— start Rows —

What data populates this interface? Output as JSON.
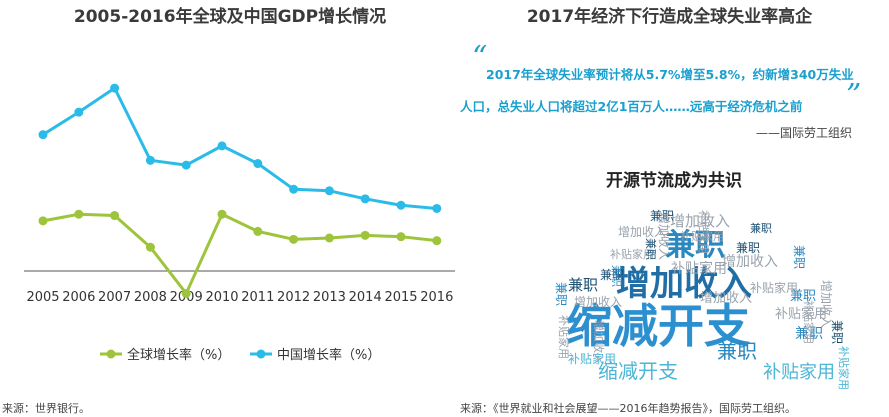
{
  "left": {
    "title": "2005-2016年全球及中国GDP增长情况",
    "source": "来源：世界银行。"
  },
  "right": {
    "title": "2017年经济下行造成全球失业率高企",
    "quote_line1": "2017年全球失业率预计将从5.7%增至5.8%，约新增340万失业",
    "quote_line2": "人口，总失业人口将超过2亿1百万人……远高于经济危机之前",
    "attribution": "——国际劳工组织",
    "subtitle": "开源节流成为共识",
    "source": "来源：《世界就业和社会展望——2016年趋势报告》，国际劳工组织。",
    "cloud_words": [
      "兼职",
      "增加收入",
      "缩减开支",
      "补贴家用"
    ]
  },
  "colors": {
    "global": "#9dc43a",
    "china": "#2bbbe8",
    "axis": "#555555"
  },
  "chart_data": {
    "type": "line",
    "categories": [
      "2005",
      "2006",
      "2007",
      "2008",
      "2009",
      "2010",
      "2011",
      "2012",
      "2013",
      "2014",
      "2015",
      "2016"
    ],
    "series": [
      {
        "name": "全球增长率（%）",
        "values": [
          3.8,
          4.3,
          4.2,
          1.8,
          -1.7,
          4.3,
          3.0,
          2.4,
          2.5,
          2.7,
          2.6,
          2.3
        ]
      },
      {
        "name": "中国增长率（%）",
        "values": [
          11.3,
          12.7,
          14.2,
          9.7,
          9.4,
          10.6,
          9.5,
          7.9,
          7.8,
          7.3,
          6.9,
          6.7
        ]
      }
    ],
    "legend_position": "bottom",
    "grid": false
  }
}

— end Rows —

What is asked
Reproduce the data verbatim. Do not carry any picture into the copy.

Written response
What data populates this interface? Output as JSON.
{
  "left": {
    "title": "2005-2016年全球及中国GDP增长情况",
    "source": "来源：世界银行。"
  },
  "right": {
    "title": "2017年经济下行造成全球失业率高企",
    "quote_line1": "2017年全球失业率预计将从5.7%增至5.8%，约新增340万失业",
    "quote_line2": "人口，总失业人口将超过2亿1百万人……远高于经济危机之前",
    "attribution": "——国际劳工组织",
    "subtitle": "开源节流成为共识",
    "source": "来源：《世界就业和社会展望——2016年趋势报告》，国际劳工组织。",
    "cloud_words": [
      "兼职",
      "增加收入",
      "缩减开支",
      "补贴家用"
    ]
  },
  "colors": {
    "global": "#9dc43a",
    "china": "#2bbbe8",
    "axis": "#555555"
  },
  "chart_data": {
    "type": "line",
    "categories": [
      "2005",
      "2006",
      "2007",
      "2008",
      "2009",
      "2010",
      "2011",
      "2012",
      "2013",
      "2014",
      "2015",
      "2016"
    ],
    "series": [
      {
        "name": "全球增长率（%）",
        "values": [
          3.8,
          4.3,
          4.2,
          1.8,
          -1.7,
          4.3,
          3.0,
          2.4,
          2.5,
          2.7,
          2.6,
          2.3
        ]
      },
      {
        "name": "中国增长率（%）",
        "values": [
          11.3,
          12.7,
          14.2,
          9.7,
          9.4,
          10.6,
          9.5,
          7.9,
          7.8,
          7.3,
          6.9,
          6.7
        ]
      }
    ],
    "legend_position": "bottom",
    "grid": false
  }
}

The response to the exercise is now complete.